*** Records supplied ***

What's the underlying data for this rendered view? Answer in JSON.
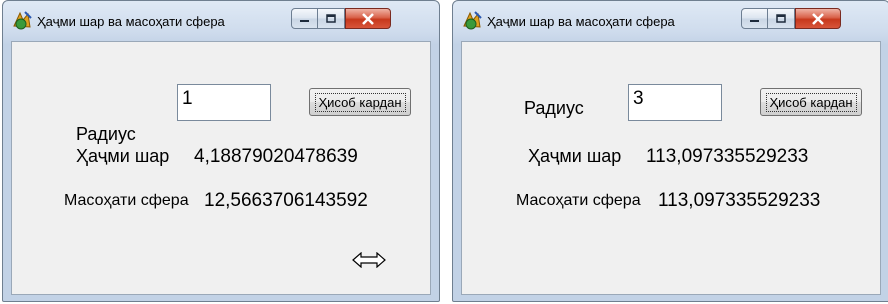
{
  "windows": [
    {
      "title": "Ҳаҷми шар ва масоҳати сфера",
      "radius_label": "Радиус",
      "radius_value": "1",
      "compute_button": "Ҳисоб кардан",
      "volume_label": "Ҳаҷми шар",
      "volume_value": "4,18879020478639",
      "area_label": "Масоҳати сфера",
      "area_value": "12,5663706143592",
      "cursor_icon": "horizontal-resize-cursor-icon"
    },
    {
      "title": "Ҳаҷми шар ва масоҳати сфера",
      "radius_label": "Радиус",
      "radius_value": "3",
      "compute_button": "Ҳисоб кардан",
      "volume_label": "Ҳаҷми шар",
      "volume_value": "113,097335529233",
      "area_label": "Масоҳати сфера",
      "area_value": "113,097335529233"
    }
  ],
  "colors": {
    "title_bar": "#cfdced",
    "client_background": "#f0f0f0",
    "close_button": "#c7381c"
  }
}
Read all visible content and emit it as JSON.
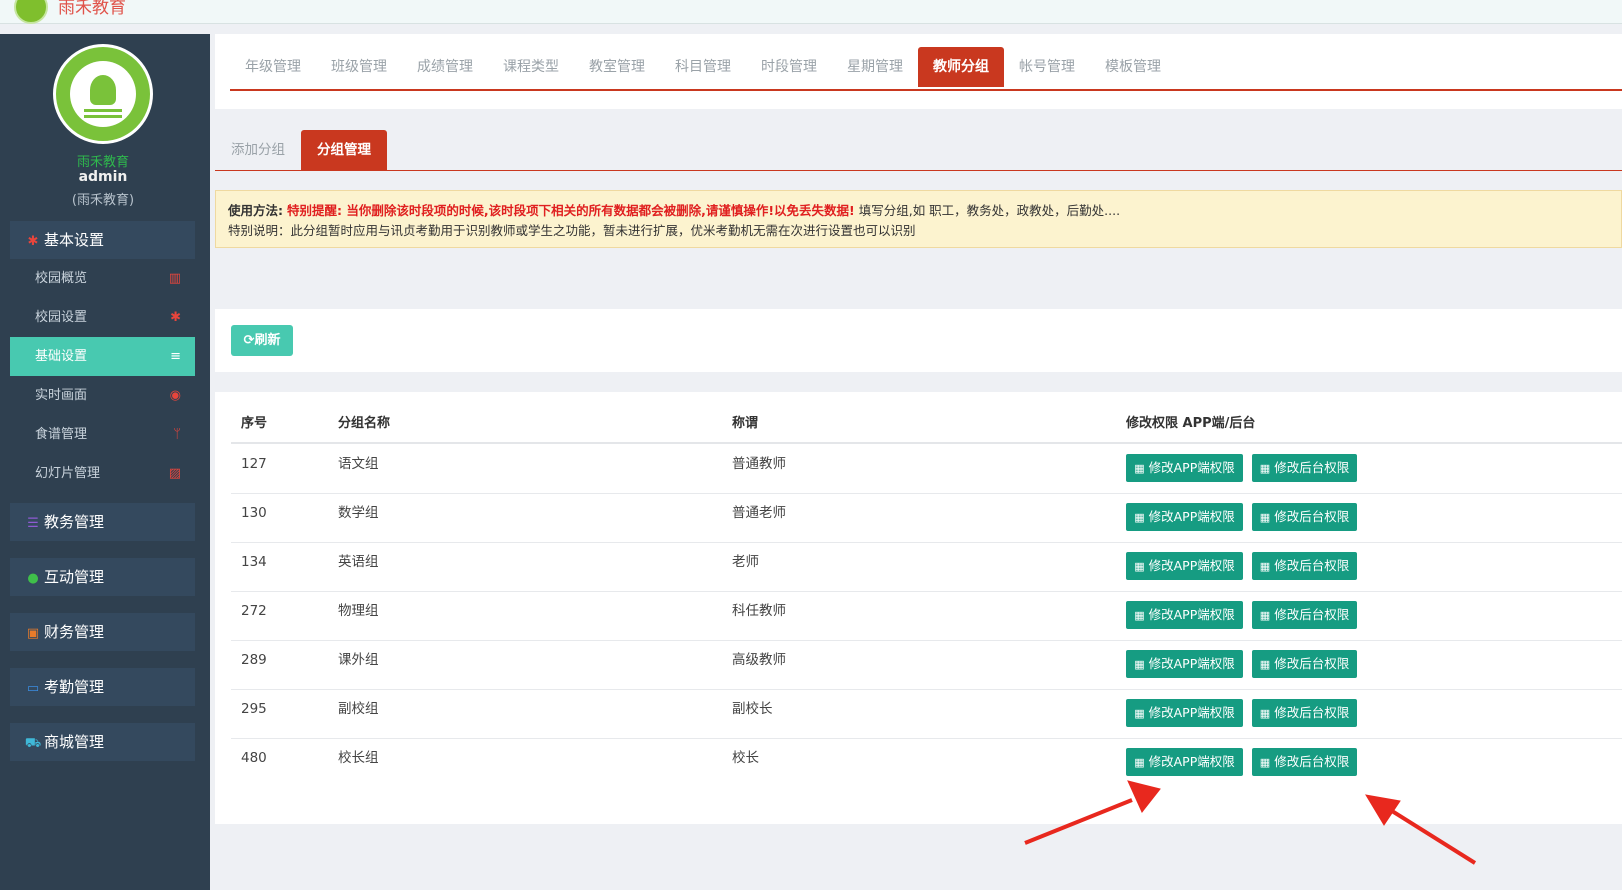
{
  "app": {
    "title": "雨禾教育"
  },
  "sidebar": {
    "brand_name": "雨禾教育",
    "user": "admin",
    "role": "(雨禾教育)",
    "groups": [
      {
        "label": "基本设置",
        "icon": "gear-icon",
        "items": [
          {
            "label": "校园概览",
            "icon": "bank-icon"
          },
          {
            "label": "校园设置",
            "icon": "gear-icon"
          },
          {
            "label": "基础设置",
            "icon": "list-icon",
            "active": true
          },
          {
            "label": "实时画面",
            "icon": "eye-icon"
          },
          {
            "label": "食谱管理",
            "icon": "cutlery-icon"
          },
          {
            "label": "幻灯片管理",
            "icon": "image-icon"
          }
        ]
      },
      {
        "label": "教务管理",
        "icon": "database-icon"
      },
      {
        "label": "互动管理",
        "icon": "wechat-icon"
      },
      {
        "label": "财务管理",
        "icon": "money-icon"
      },
      {
        "label": "考勤管理",
        "icon": "card-icon"
      },
      {
        "label": "商城管理",
        "icon": "cart-icon"
      }
    ]
  },
  "top_tabs": [
    "年级管理",
    "班级管理",
    "成绩管理",
    "课程类型",
    "教室管理",
    "科目管理",
    "时段管理",
    "星期管理",
    "教师分组",
    "帐号管理",
    "模板管理"
  ],
  "top_tabs_active": "教师分组",
  "sub_tabs": [
    "添加分组",
    "分组管理"
  ],
  "sub_tabs_active": "分组管理",
  "notice": {
    "label": "使用方法:",
    "warning": "特别提醒: 当你删除该时段项的时候,该时段项下相关的所有数据都会被删除,请谨慎操作!以免丢失数据!",
    "hint": "填写分组,如 职工，教务处，政教处，后勤处....",
    "line2": "特别说明：此分组暂时应用与讯贞考勤用于识别教师或学生之功能，暂未进行扩展，优米考勤机无需在次进行设置也可以识别"
  },
  "refresh_button": "刷新",
  "table": {
    "headers": {
      "id": "序号",
      "name": "分组名称",
      "title": "称谓",
      "actions": "修改权限 APP端/后台"
    },
    "app_btn": "修改APP端权限",
    "admin_btn": "修改后台权限",
    "rows": [
      {
        "id": "127",
        "name": "语文组",
        "title": "普通教师"
      },
      {
        "id": "130",
        "name": "数学组",
        "title": "普通老师"
      },
      {
        "id": "134",
        "name": "英语组",
        "title": "老师"
      },
      {
        "id": "272",
        "name": "物理组",
        "title": "科任教师"
      },
      {
        "id": "289",
        "name": "课外组",
        "title": "高级教师"
      },
      {
        "id": "295",
        "name": "副校组",
        "title": "副校长"
      },
      {
        "id": "480",
        "name": "校长组",
        "title": "校长"
      }
    ]
  },
  "colors": {
    "sidebar_bg": "#2f4050",
    "accent_red": "#c9381f",
    "teal": "#48c9b0",
    "action_green": "#169c82",
    "annotation_arrow": "#e8281e"
  }
}
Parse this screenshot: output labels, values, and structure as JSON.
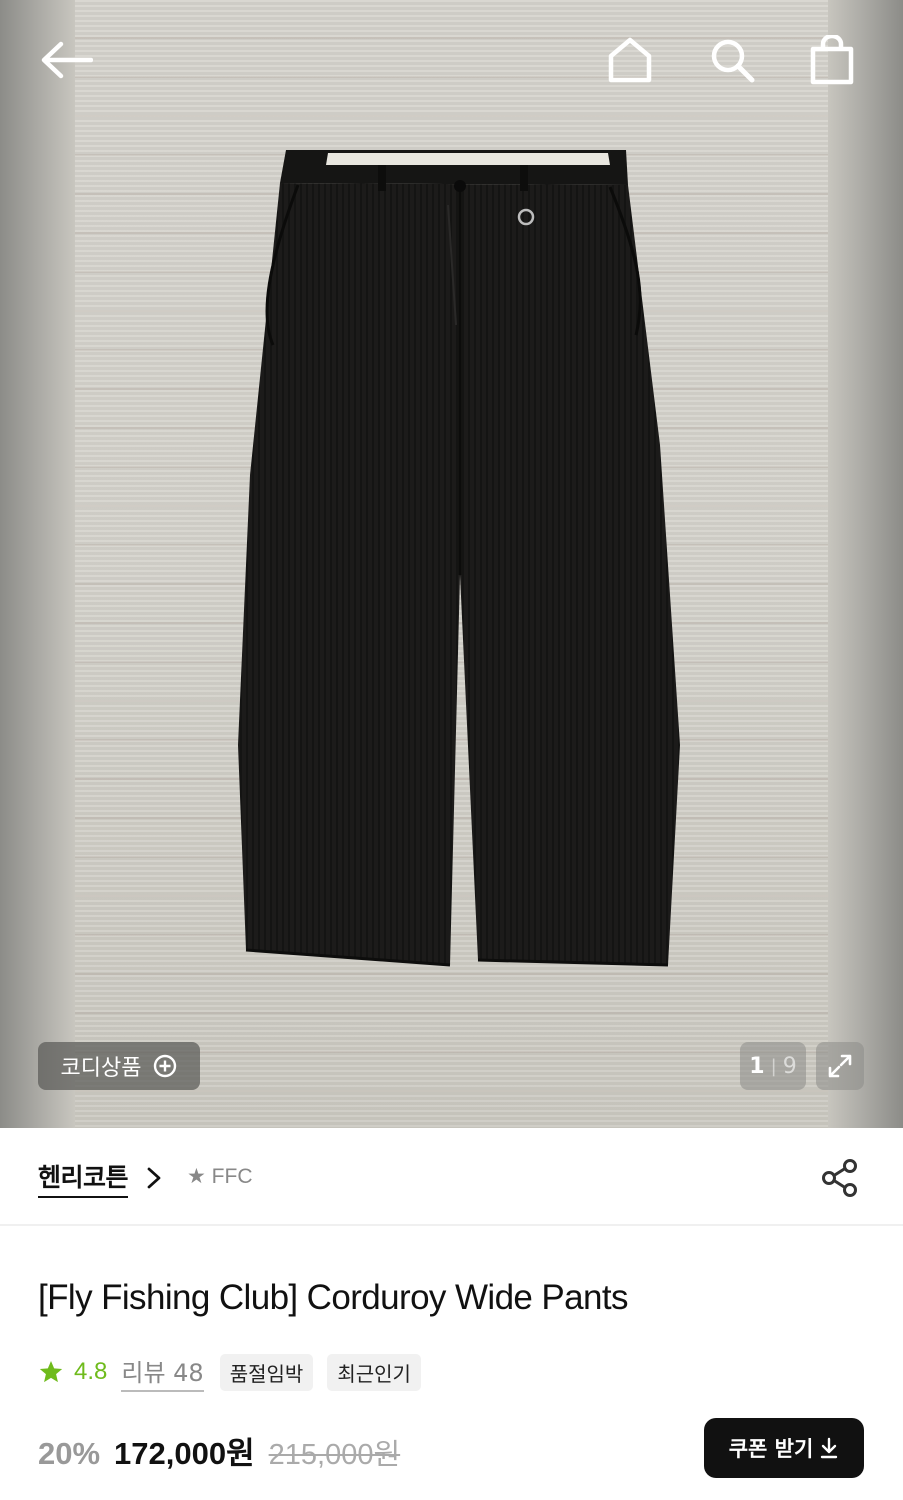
{
  "gallery": {
    "codi_label": "코디상품",
    "current": "1",
    "separator": "|",
    "total": "9"
  },
  "brand": {
    "name": "헨리코튼",
    "sub_brand": "★ FFC"
  },
  "product": {
    "title": "[Fly Fishing Club] Corduroy Wide Pants",
    "rating": "4.8",
    "review_label": "리뷰 48",
    "tags": [
      "품절임박",
      "최근인기"
    ],
    "discount": "20%",
    "price": "172,000원",
    "original_price": "215,000원",
    "coupon_label": "쿠폰 받기"
  },
  "icons": {
    "back": "arrow-left-icon",
    "home": "home-icon",
    "search": "search-icon",
    "bag": "shopping-bag-icon",
    "plus_circle": "plus-circle-icon",
    "expand": "expand-icon",
    "chevron": "chevron-right-icon",
    "share": "share-icon",
    "star": "star-icon",
    "download": "download-icon"
  },
  "colors": {
    "rating_green": "#6fbb1c",
    "coupon_bg": "#111111",
    "discount_gray": "#999999"
  }
}
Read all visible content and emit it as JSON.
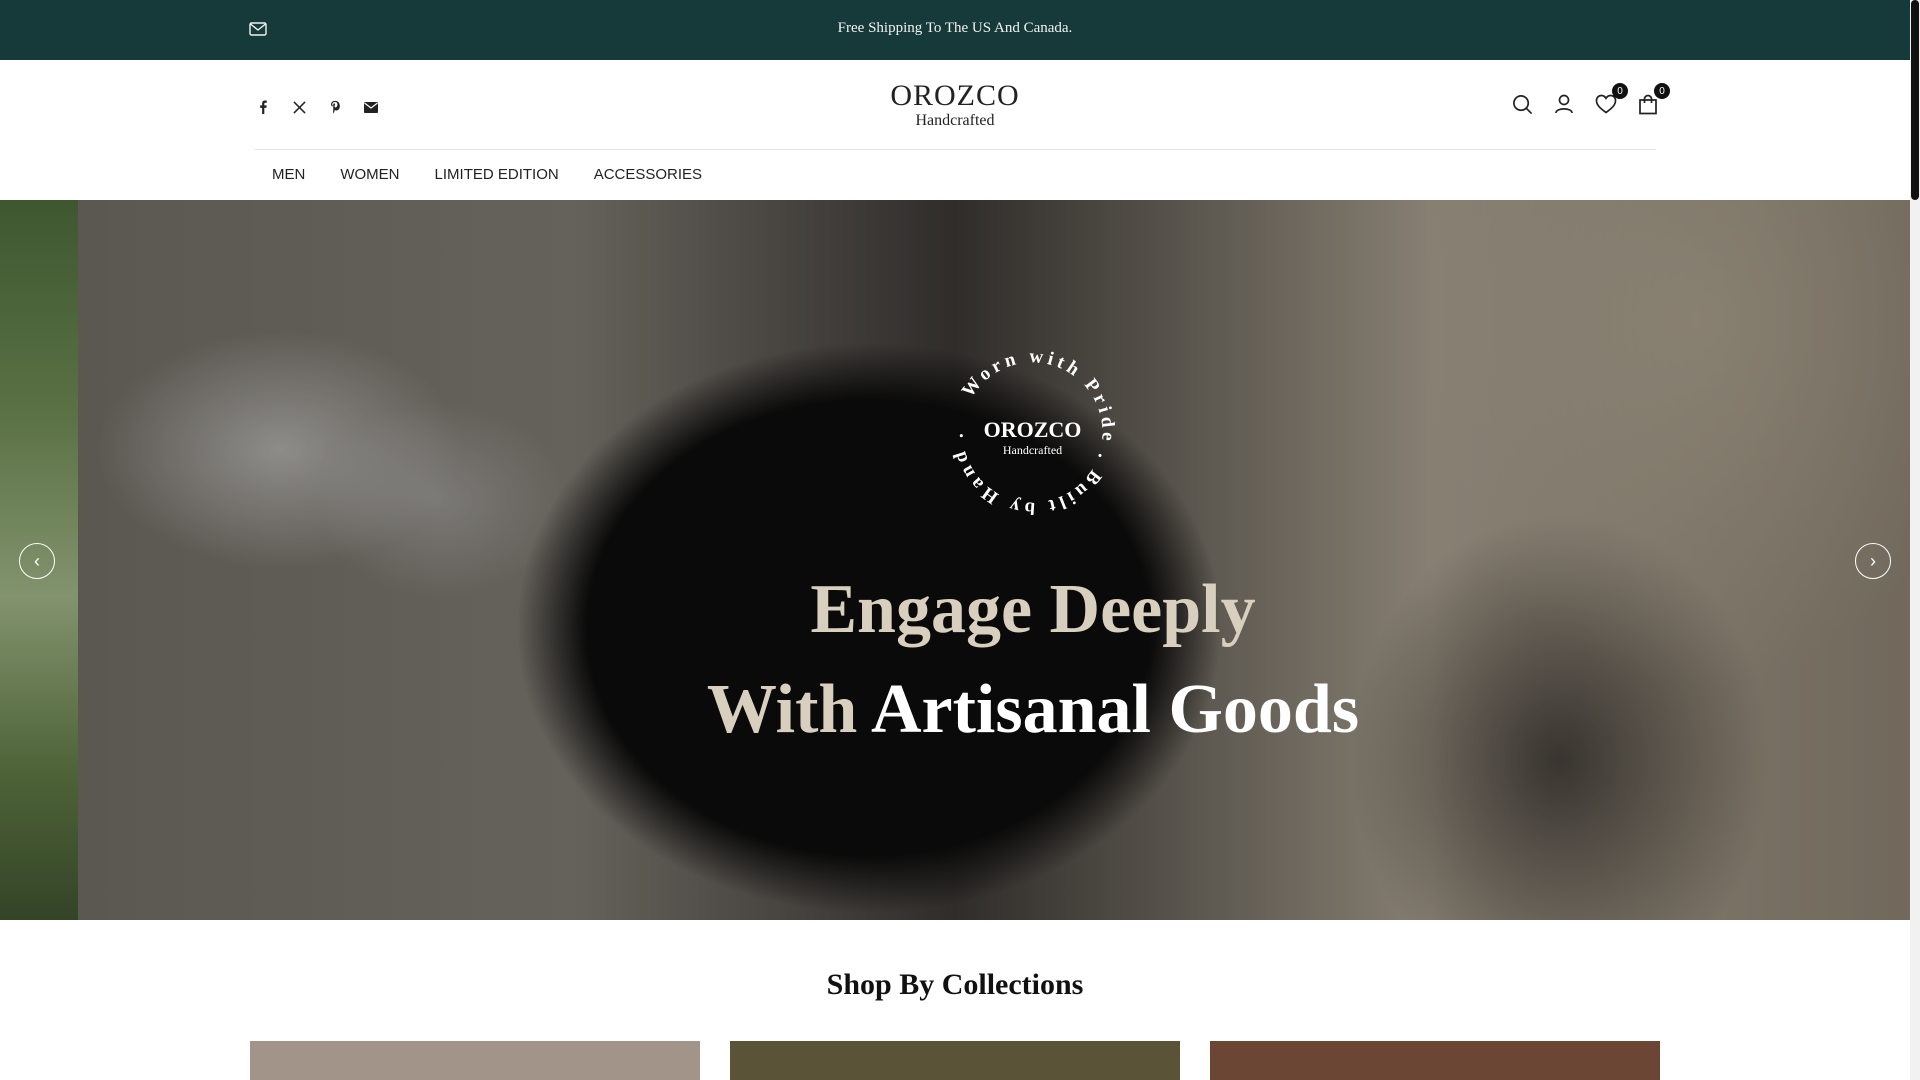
{
  "announcement": {
    "text": "Free Shipping To The US And Canada.",
    "icon": "mail-icon"
  },
  "header": {
    "logo": {
      "main": "OROZCO",
      "sub": "Handcrafted"
    },
    "socials": [
      "facebook-icon",
      "x-icon",
      "pinterest-icon",
      "email-icon"
    ],
    "wishlist_count": "0",
    "cart_count": "0"
  },
  "nav": {
    "items": [
      "MEN",
      "WOMEN",
      "LIMITED EDITION",
      "ACCESSORIES"
    ]
  },
  "hero": {
    "badge": {
      "brand": "OROZCO",
      "sub": "Handcrafted",
      "ring_text": "Worn with Pride . Built by Hand ."
    },
    "title_line1": "Engage Deeply",
    "title_line2_a": "With",
    "title_line2_b": "Artisanal Goods",
    "prev": "‹",
    "next": "›"
  },
  "collections": {
    "title": "Shop By Collections",
    "card_colors": [
      "#a29488",
      "#5a5338",
      "#6b4635"
    ]
  },
  "colors": {
    "accent": "#163a3a",
    "cream": "#d9cfbf"
  }
}
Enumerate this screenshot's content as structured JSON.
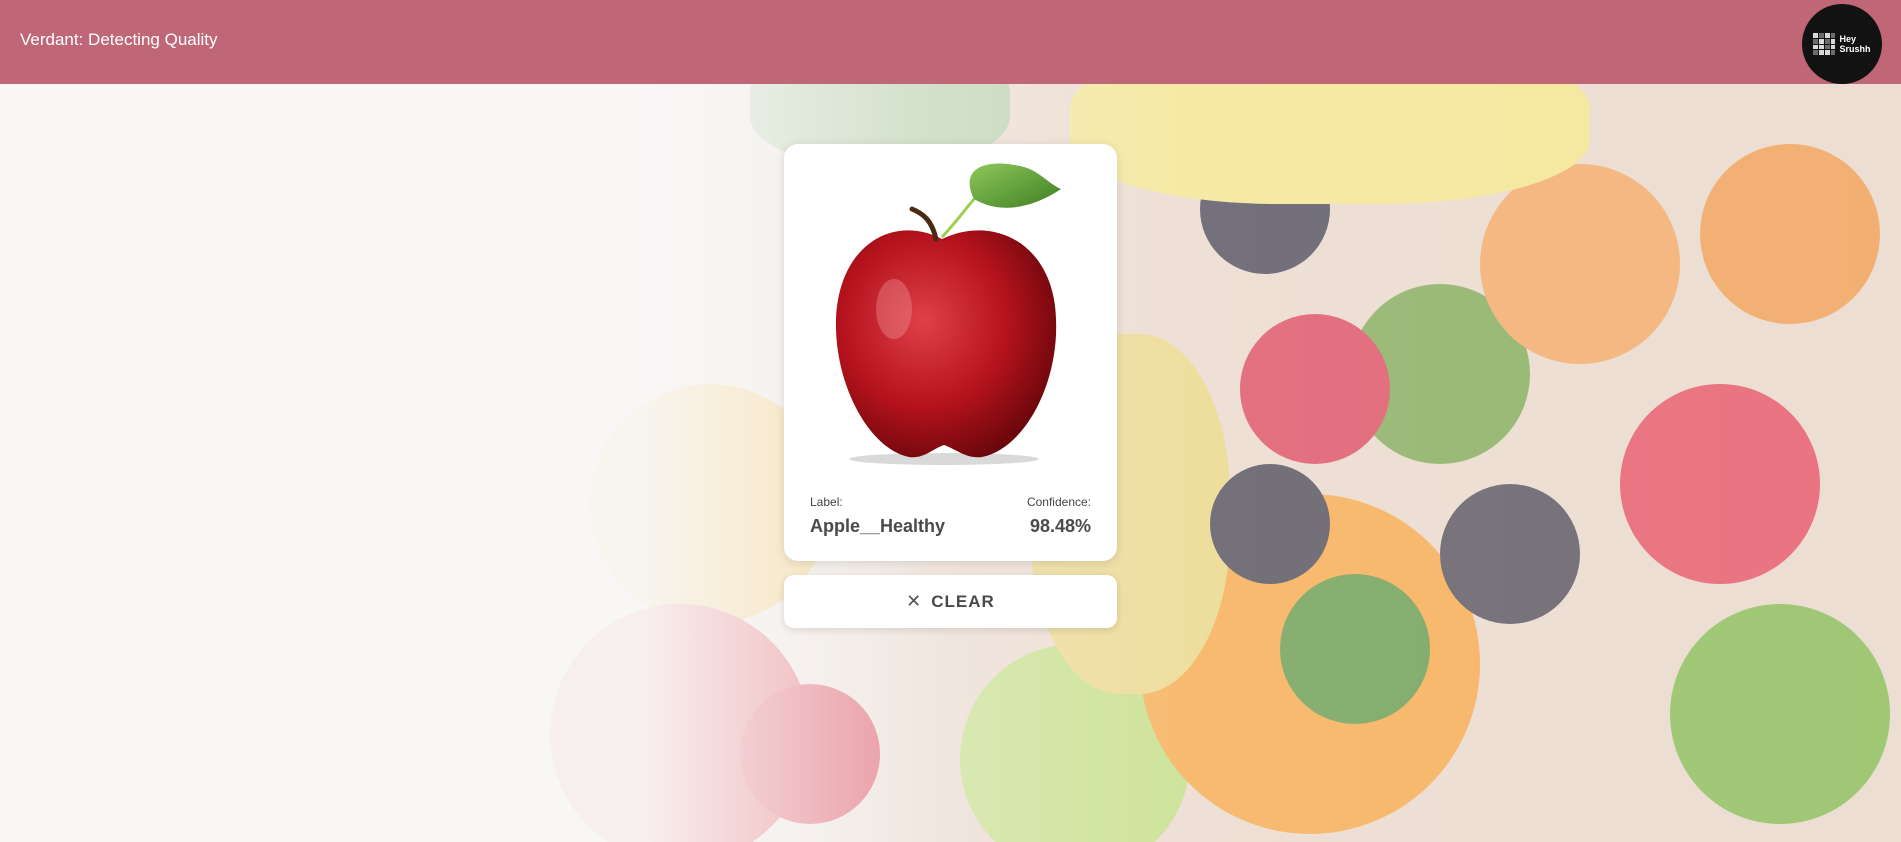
{
  "header": {
    "title": "Verdant: Detecting Quality",
    "avatar_text_line1": "Hey",
    "avatar_text_line2": "Srushh"
  },
  "result": {
    "image_icon": "red-apple-image",
    "label_caption": "Label:",
    "label_value": "Apple__Healthy",
    "confidence_caption": "Confidence:",
    "confidence_value": "98.48%"
  },
  "actions": {
    "clear_icon": "close-icon",
    "clear_glyph": "✕",
    "clear_label": "CLEAR"
  },
  "colors": {
    "header_bg": "#bf6776",
    "card_bg": "#ffffff",
    "text_dark": "#4a4a4a"
  }
}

***

§ Problem to solve:
Beginning at the line that contains "Enumerate this screenshot's", give the remaining lines of the records again exactly, through the last one. Leave out pictures.

§ Result:
Enumerate this screenshot's content as structured JSON.
{
  "header": {
    "title": "Verdant: Detecting Quality",
    "avatar_text_line1": "Hey",
    "avatar_text_line2": "Srushh"
  },
  "result": {
    "image_icon": "red-apple-image",
    "label_caption": "Label:",
    "label_value": "Apple__Healthy",
    "confidence_caption": "Confidence:",
    "confidence_value": "98.48%"
  },
  "actions": {
    "clear_icon": "close-icon",
    "clear_glyph": "✕",
    "clear_label": "CLEAR"
  },
  "colors": {
    "header_bg": "#bf6776",
    "card_bg": "#ffffff",
    "text_dark": "#4a4a4a"
  }
}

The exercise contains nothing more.